Source extract:
........

In contrast, the Central Bank of Brazil and the South African Reserve Bank both increased interest rates in response to inflationary and financial market pressures in 2015. The South African Reserve Bank increased its benchmark rate by 25 basis points in July last year and the Central Bank of Brazil has raised its interest rate by 200 basis points to 14.25 per cent, in a series of steps over the course of 2015. While the Central Bank of Brazil has left its interest rate unchanged since, the South African Reserve Bank increased them further by 75 basis points in two rounds this year. To stem downward pressure on the Peso following a rise in the federal funds rate in the US, the central bank of Mexico has increased its interest rate by 125 basis points in three rounds since December 2015. These were the first increases since August 2008.Footnote 1

In December 2016, the Federal Reserve raised the target range for the federal funds rate by 25 basis points to 0.25–0.50 per cent. This action, agreed unanimously by the Federal Open Market Committee (FOMC), was taken seven years after the target range had been lowered close to zero, and six and a half years after the end of the US recession of December 2007–June 2009. The statement accompanying the Fed's decision emphasised that monetary conditions remained accommodative after the increase; that the timing and size of future adjustments would depend on its assessment of actual and expected economic conditions relative to its objectives, and that it expected that only gradual increases in the rate would be warranted. This message has been reiterated by the FOMC at subsequent meetings. Indeed these assessments have led the FOMC to conclude that further interest rates were not warranted in the first half of this year.

The expectation of the first rate change of the Monetary Policy Committee (MPC) of the Bank of England is based on our view of how the economy will evolve over the next few years. As the UK chapter in this Review discusses, we expect the UK economy to enter a downturn as a consequence of the vote to leave the EU.Footnote 1 In the near term we expect a policy response by the Monetary Policy Committee (MPC) of the Bank of England. At the August 2016 meeting we have assumed the MPC will lower interest rates by 25 basis points and by a further 15 basis points at their November 2016 meeting. In line with market expectations, Bank Rate is then assumed to remain at 0.1 per cent until the end of 2017. At the time of writing, financial markets expect the MPC first to raise rates towards 25 basis points in the summer of 2019, and to 50 basis points in the first quarter of 2021. We think a much earlier move is more likely, with the return to 25 basis points in February 2018 and a rise to 50 basis points in May of that year. Published market expectations are based on the mean of the distribution. As such, a skew to the downside, possibly reflecting where the perceived risks are weighted towards, weighs on the arithmetic mean as opposed to other measures of central tendency. Indeed, it is ‘our modal view’ that we discuss here. Bank Rate is expected to reach 2 per cent by the second quarter of 2021, this being the point at which the MPC is assumed to stop reinvesting the proceeds from maturing gilts it currently holds, allowing the Bank of England's balance sheet to shrink ‘naturally’.

........

Recorded information:
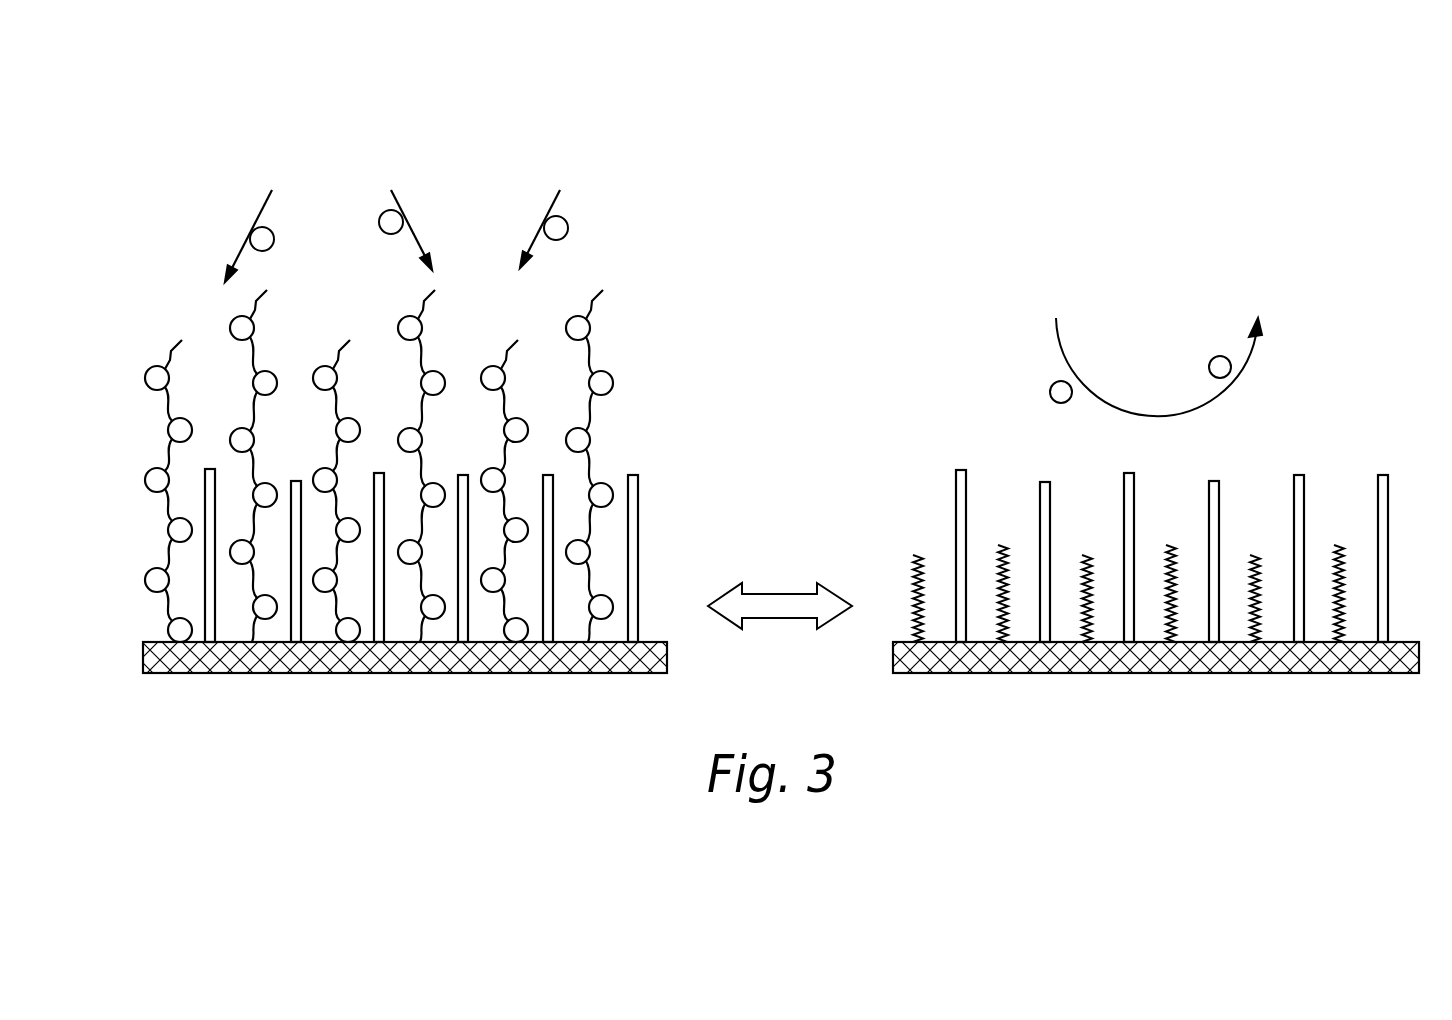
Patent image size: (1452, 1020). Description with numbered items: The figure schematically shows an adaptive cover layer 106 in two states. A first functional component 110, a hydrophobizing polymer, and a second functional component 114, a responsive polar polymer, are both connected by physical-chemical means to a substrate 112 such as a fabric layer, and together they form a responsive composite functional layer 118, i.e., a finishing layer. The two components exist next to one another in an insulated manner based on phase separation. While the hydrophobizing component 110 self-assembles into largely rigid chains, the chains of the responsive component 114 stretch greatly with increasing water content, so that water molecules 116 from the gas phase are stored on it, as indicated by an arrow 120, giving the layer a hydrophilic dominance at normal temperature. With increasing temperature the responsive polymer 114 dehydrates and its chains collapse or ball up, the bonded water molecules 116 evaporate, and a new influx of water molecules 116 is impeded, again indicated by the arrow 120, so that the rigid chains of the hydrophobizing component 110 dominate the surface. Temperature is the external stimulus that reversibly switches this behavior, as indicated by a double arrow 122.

........

Job:
Answer these questions from the passage on central bank interest rates:
1. By how many basis points has the central bank of Mexico raised its interest rate since December 2015, and in how many rounds?
2. At what level is Bank Rate assumed to stay until the end of 2017?
3. By which quarter is Bank Rate expected to reach 2 per cent?

Response for this exercise:
1. By 125 basis points, in three rounds.
2. 0.1 per cent.
3. The second quarter of 2021.